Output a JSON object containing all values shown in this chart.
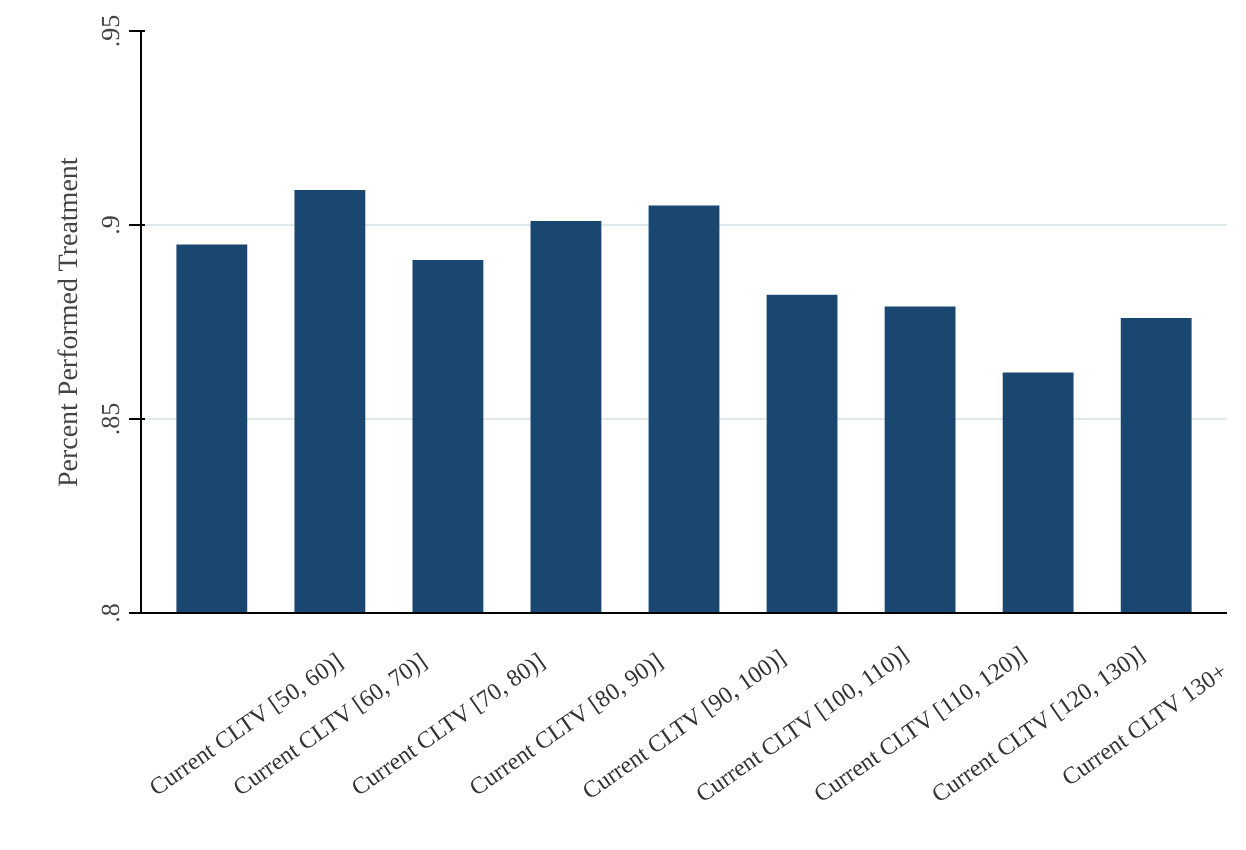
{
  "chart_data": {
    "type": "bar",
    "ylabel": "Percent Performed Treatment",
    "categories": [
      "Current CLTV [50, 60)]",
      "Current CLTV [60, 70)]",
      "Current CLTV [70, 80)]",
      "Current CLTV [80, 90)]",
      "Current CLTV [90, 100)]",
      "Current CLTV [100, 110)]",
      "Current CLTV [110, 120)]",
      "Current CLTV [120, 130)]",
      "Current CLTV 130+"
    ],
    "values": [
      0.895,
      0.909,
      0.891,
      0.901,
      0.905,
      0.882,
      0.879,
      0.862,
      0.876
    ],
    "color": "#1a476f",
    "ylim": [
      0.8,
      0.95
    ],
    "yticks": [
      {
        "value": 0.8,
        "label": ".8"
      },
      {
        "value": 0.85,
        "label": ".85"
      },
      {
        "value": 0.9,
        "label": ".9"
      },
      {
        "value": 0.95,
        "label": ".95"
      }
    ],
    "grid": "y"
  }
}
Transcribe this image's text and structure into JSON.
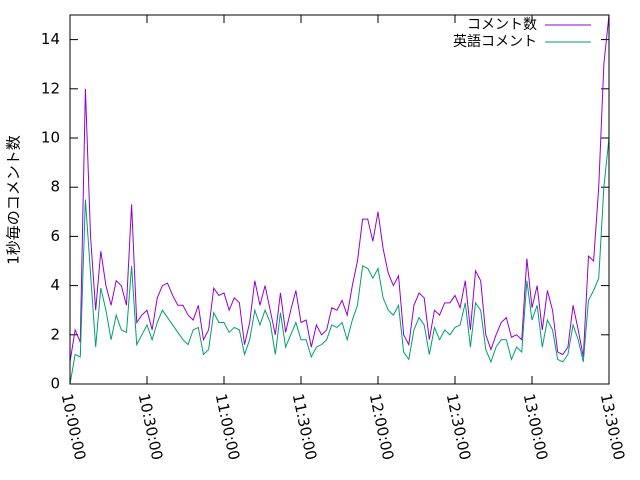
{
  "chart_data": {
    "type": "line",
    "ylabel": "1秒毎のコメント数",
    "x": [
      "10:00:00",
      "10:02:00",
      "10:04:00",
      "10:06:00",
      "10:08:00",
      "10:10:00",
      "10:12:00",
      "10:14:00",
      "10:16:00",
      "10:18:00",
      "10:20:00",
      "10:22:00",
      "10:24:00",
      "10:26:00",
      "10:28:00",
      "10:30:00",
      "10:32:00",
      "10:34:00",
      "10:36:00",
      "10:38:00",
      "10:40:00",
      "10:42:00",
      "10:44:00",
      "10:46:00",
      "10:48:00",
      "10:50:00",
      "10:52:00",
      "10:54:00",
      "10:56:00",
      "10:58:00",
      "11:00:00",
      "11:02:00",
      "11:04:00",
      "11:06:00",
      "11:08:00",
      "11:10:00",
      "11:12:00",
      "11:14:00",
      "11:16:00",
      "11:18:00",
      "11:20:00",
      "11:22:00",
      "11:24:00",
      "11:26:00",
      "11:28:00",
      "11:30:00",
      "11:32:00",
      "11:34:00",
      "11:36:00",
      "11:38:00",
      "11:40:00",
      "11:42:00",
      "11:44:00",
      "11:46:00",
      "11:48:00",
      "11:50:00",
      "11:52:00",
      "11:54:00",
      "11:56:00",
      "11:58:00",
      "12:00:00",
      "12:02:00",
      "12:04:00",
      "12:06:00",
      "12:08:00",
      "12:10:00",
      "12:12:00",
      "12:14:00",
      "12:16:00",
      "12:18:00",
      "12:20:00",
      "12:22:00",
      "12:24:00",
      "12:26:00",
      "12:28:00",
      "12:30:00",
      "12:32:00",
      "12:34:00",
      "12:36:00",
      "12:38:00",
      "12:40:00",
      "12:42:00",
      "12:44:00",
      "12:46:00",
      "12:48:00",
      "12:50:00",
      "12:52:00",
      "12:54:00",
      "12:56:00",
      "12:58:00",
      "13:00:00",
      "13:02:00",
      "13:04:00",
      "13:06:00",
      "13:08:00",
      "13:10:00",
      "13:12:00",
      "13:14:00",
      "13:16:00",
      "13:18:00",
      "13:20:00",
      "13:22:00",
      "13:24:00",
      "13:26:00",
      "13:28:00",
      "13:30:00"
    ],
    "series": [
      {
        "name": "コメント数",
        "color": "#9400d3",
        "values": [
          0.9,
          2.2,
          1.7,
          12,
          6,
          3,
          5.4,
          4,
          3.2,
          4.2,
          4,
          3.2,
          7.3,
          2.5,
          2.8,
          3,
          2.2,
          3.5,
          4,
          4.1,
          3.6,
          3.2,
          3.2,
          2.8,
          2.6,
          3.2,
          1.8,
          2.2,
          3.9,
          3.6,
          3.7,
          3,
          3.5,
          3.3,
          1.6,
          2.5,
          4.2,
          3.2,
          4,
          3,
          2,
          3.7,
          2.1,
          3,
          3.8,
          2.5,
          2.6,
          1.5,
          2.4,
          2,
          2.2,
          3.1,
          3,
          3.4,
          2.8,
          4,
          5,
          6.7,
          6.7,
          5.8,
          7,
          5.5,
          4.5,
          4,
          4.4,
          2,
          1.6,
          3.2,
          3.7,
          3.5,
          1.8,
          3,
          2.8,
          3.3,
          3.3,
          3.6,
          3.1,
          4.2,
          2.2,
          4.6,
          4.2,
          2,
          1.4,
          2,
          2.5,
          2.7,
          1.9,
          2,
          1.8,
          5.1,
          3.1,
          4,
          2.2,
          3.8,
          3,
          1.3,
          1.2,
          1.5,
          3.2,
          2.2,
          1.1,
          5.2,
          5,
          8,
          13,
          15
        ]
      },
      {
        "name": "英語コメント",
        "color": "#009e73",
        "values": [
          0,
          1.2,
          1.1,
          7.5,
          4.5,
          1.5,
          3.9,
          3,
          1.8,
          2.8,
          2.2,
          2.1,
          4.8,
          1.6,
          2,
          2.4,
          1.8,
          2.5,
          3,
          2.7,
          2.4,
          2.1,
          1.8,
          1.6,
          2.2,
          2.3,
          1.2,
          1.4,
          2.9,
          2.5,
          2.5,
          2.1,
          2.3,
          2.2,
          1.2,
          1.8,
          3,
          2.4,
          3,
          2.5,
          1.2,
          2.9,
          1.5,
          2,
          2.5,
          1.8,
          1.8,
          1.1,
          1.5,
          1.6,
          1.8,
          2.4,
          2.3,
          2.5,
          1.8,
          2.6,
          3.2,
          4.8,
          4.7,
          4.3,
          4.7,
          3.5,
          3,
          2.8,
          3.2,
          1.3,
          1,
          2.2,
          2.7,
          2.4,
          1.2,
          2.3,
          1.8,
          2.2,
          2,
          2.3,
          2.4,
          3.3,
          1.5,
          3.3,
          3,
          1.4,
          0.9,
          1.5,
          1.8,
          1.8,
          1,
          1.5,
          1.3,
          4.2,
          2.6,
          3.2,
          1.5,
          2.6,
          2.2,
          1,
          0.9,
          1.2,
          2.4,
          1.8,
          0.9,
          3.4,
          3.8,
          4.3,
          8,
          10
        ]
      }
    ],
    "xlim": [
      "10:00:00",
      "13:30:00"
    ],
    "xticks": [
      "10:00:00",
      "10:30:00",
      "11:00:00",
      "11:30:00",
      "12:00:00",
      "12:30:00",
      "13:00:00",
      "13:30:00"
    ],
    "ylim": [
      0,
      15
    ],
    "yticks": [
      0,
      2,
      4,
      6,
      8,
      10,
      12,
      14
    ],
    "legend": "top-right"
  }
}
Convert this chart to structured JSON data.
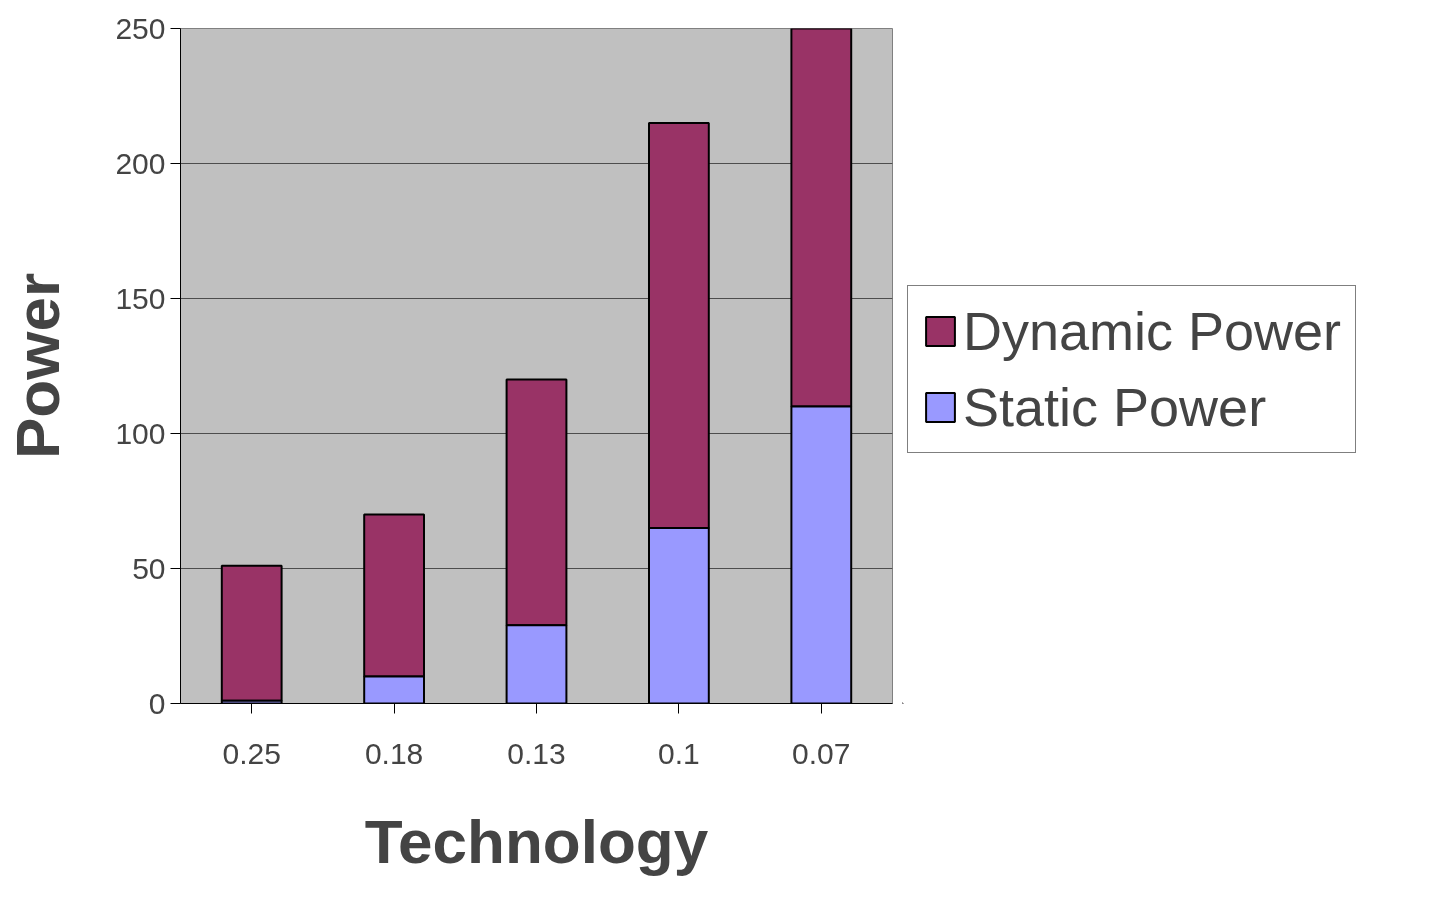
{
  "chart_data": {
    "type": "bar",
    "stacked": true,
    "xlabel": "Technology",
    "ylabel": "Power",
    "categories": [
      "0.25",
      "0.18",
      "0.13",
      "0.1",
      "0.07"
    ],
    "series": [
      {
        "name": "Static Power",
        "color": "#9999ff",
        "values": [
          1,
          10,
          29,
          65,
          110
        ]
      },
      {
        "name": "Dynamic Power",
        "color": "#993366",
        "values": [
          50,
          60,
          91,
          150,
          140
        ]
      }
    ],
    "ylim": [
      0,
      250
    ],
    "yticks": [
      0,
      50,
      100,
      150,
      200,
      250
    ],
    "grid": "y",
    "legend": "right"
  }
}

Short task ::
Except for the pictures, copy the material above exactly.

Expected output ::
Output a JSON object containing all values shown in this chart.
{
  "chart_data": {
    "type": "bar",
    "ylabel": "Percent Performed Treatment",
    "categories": [
      "Current CLTV [50, 60)]",
      "Current CLTV [60, 70)]",
      "Current CLTV [70, 80)]",
      "Current CLTV [80, 90)]",
      "Current CLTV [90, 100)]",
      "Current CLTV [100, 110)]",
      "Current CLTV [110, 120)]",
      "Current CLTV [120, 130)]",
      "Current CLTV 130+"
    ],
    "values": [
      0.895,
      0.909,
      0.891,
      0.901,
      0.905,
      0.882,
      0.879,
      0.862,
      0.876
    ],
    "color": "#1a476f",
    "ylim": [
      0.8,
      0.95
    ],
    "yticks": [
      {
        "value": 0.8,
        "label": ".8"
      },
      {
        "value": 0.85,
        "label": ".85"
      },
      {
        "value": 0.9,
        "label": ".9"
      },
      {
        "value": 0.95,
        "label": ".95"
      }
    ],
    "grid": "y"
  }
}
Transcribe this image's text and structure into JSON.
{
  "chart_data": {
    "type": "line",
    "ylabel": "1秒毎のコメント数",
    "x": [
      "10:00:00",
      "10:02:00",
      "10:04:00",
      "10:06:00",
      "10:08:00",
      "10:10:00",
      "10:12:00",
      "10:14:00",
      "10:16:00",
      "10:18:00",
      "10:20:00",
      "10:22:00",
      "10:24:00",
      "10:26:00",
      "10:28:00",
      "10:30:00",
      "10:32:00",
      "10:34:00",
      "10:36:00",
      "10:38:00",
      "10:40:00",
      "10:42:00",
      "10:44:00",
      "10:46:00",
      "10:48:00",
      "10:50:00",
      "10:52:00",
      "10:54:00",
      "10:56:00",
      "10:58:00",
      "11:00:00",
      "11:02:00",
      "11:04:00",
      "11:06:00",
      "11:08:00",
      "11:10:00",
      "11:12:00",
      "11:14:00",
      "11:16:00",
      "11:18:00",
      "11:20:00",
      "11:22:00",
      "11:24:00",
      "11:26:00",
      "11:28:00",
      "11:30:00",
      "11:32:00",
      "11:34:00",
      "11:36:00",
      "11:38:00",
      "11:40:00",
      "11:42:00",
      "11:44:00",
      "11:46:00",
      "11:48:00",
      "11:50:00",
      "11:52:00",
      "11:54:00",
      "11:56:00",
      "11:58:00",
      "12:00:00",
      "12:02:00",
      "12:04:00",
      "12:06:00",
      "12:08:00",
      "12:10:00",
      "12:12:00",
      "12:14:00",
      "12:16:00",
      "12:18:00",
      "12:20:00",
      "12:22:00",
      "12:24:00",
      "12:26:00",
      "12:28:00",
      "12:30:00",
      "12:32:00",
      "12:34:00",
      "12:36:00",
      "12:38:00",
      "12:40:00",
      "12:42:00",
      "12:44:00",
      "12:46:00",
      "12:48:00",
      "12:50:00",
      "12:52:00",
      "12:54:00",
      "12:56:00",
      "12:58:00",
      "13:00:00",
      "13:02:00",
      "13:04:00",
      "13:06:00",
      "13:08:00",
      "13:10:00",
      "13:12:00",
      "13:14:00",
      "13:16:00",
      "13:18:00",
      "13:20:00",
      "13:22:00",
      "13:24:00",
      "13:26:00",
      "13:28:00",
      "13:30:00"
    ],
    "series": [
      {
        "name": "コメント数",
        "color": "#9400d3",
        "values": [
          0.9,
          2.2,
          1.7,
          12,
          6,
          3,
          5.4,
          4,
          3.2,
          4.2,
          4,
          3.2,
          7.3,
          2.5,
          2.8,
          3,
          2.2,
          3.5,
          4,
          4.1,
          3.6,
          3.2,
          3.2,
          2.8,
          2.6,
          3.2,
          1.8,
          2.2,
          3.9,
          3.6,
          3.7,
          3,
          3.5,
          3.3,
          1.6,
          2.5,
          4.2,
          3.2,
          4,
          3,
          2,
          3.7,
          2.1,
          3,
          3.8,
          2.5,
          2.6,
          1.5,
          2.4,
          2,
          2.2,
          3.1,
          3,
          3.4,
          2.8,
          4,
          5,
          6.7,
          6.7,
          5.8,
          7,
          5.5,
          4.5,
          4,
          4.4,
          2,
          1.6,
          3.2,
          3.7,
          3.5,
          1.8,
          3,
          2.8,
          3.3,
          3.3,
          3.6,
          3.1,
          4.2,
          2.2,
          4.6,
          4.2,
          2,
          1.4,
          2,
          2.5,
          2.7,
          1.9,
          2,
          1.8,
          5.1,
          3.1,
          4,
          2.2,
          3.8,
          3,
          1.3,
          1.2,
          1.5,
          3.2,
          2.2,
          1.1,
          5.2,
          5,
          8,
          13,
          15
        ]
      },
      {
        "name": "英語コメント",
        "color": "#009e73",
        "values": [
          0,
          1.2,
          1.1,
          7.5,
          4.5,
          1.5,
          3.9,
          3,
          1.8,
          2.8,
          2.2,
          2.1,
          4.8,
          1.6,
          2,
          2.4,
          1.8,
          2.5,
          3,
          2.7,
          2.4,
          2.1,
          1.8,
          1.6,
          2.2,
          2.3,
          1.2,
          1.4,
          2.9,
          2.5,
          2.5,
          2.1,
          2.3,
          2.2,
          1.2,
          1.8,
          3,
          2.4,
          3,
          2.5,
          1.2,
          2.9,
          1.5,
          2,
          2.5,
          1.8,
          1.8,
          1.1,
          1.5,
          1.6,
          1.8,
          2.4,
          2.3,
          2.5,
          1.8,
          2.6,
          3.2,
          4.8,
          4.7,
          4.3,
          4.7,
          3.5,
          3,
          2.8,
          3.2,
          1.3,
          1,
          2.2,
          2.7,
          2.4,
          1.2,
          2.3,
          1.8,
          2.2,
          2,
          2.3,
          2.4,
          3.3,
          1.5,
          3.3,
          3,
          1.4,
          0.9,
          1.5,
          1.8,
          1.8,
          1,
          1.5,
          1.3,
          4.2,
          2.6,
          3.2,
          1.5,
          2.6,
          2.2,
          1,
          0.9,
          1.2,
          2.4,
          1.8,
          0.9,
          3.4,
          3.8,
          4.3,
          8,
          10
        ]
      }
    ],
    "xlim": [
      "10:00:00",
      "13:30:00"
    ],
    "xticks": [
      "10:00:00",
      "10:30:00",
      "11:00:00",
      "11:30:00",
      "12:00:00",
      "12:30:00",
      "13:00:00",
      "13:30:00"
    ],
    "ylim": [
      0,
      15
    ],
    "yticks": [
      0,
      2,
      4,
      6,
      8,
      10,
      12,
      14
    ],
    "legend": "top-right"
  }
}
Convert this chart to structured JSON data.
{
  "chart_data": {
    "type": "bar",
    "stacked": true,
    "xlabel": "Technology",
    "ylabel": "Power",
    "categories": [
      "0.25",
      "0.18",
      "0.13",
      "0.1",
      "0.07"
    ],
    "series": [
      {
        "name": "Static Power",
        "color": "#9999ff",
        "values": [
          1,
          10,
          29,
          65,
          110
        ]
      },
      {
        "name": "Dynamic Power",
        "color": "#993366",
        "values": [
          50,
          60,
          91,
          150,
          140
        ]
      }
    ],
    "ylim": [
      0,
      250
    ],
    "yticks": [
      0,
      50,
      100,
      150,
      200,
      250
    ],
    "grid": "y",
    "legend": "right"
  }
}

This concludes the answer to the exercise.